Show all lines from the data that include the word "text".

####

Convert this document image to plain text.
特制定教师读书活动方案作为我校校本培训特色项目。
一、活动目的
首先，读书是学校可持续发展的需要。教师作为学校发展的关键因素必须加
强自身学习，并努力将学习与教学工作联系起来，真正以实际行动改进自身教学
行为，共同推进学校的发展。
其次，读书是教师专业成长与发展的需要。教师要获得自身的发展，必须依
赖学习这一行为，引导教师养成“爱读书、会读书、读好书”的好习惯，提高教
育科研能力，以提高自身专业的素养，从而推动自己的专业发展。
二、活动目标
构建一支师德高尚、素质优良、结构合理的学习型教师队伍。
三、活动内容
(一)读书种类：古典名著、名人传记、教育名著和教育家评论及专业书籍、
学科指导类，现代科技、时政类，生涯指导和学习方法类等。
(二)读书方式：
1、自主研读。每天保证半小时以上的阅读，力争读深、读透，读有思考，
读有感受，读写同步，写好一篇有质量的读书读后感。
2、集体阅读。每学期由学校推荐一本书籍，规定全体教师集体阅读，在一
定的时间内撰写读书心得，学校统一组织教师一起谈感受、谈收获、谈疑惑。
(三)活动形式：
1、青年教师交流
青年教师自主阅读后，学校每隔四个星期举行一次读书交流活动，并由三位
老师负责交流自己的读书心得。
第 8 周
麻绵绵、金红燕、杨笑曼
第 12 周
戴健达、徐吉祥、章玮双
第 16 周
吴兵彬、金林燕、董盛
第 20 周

####

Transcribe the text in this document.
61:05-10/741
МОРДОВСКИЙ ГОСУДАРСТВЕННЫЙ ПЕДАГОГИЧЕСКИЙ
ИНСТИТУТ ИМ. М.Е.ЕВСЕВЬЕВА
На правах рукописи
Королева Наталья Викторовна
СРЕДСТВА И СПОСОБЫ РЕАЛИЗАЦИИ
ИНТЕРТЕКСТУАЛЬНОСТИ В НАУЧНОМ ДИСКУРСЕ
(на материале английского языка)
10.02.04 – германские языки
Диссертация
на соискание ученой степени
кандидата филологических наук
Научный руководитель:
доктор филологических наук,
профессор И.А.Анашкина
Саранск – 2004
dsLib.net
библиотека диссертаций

####

_Response to this exercise_
Convert this document image to plain text.
Transcribe the text in this document.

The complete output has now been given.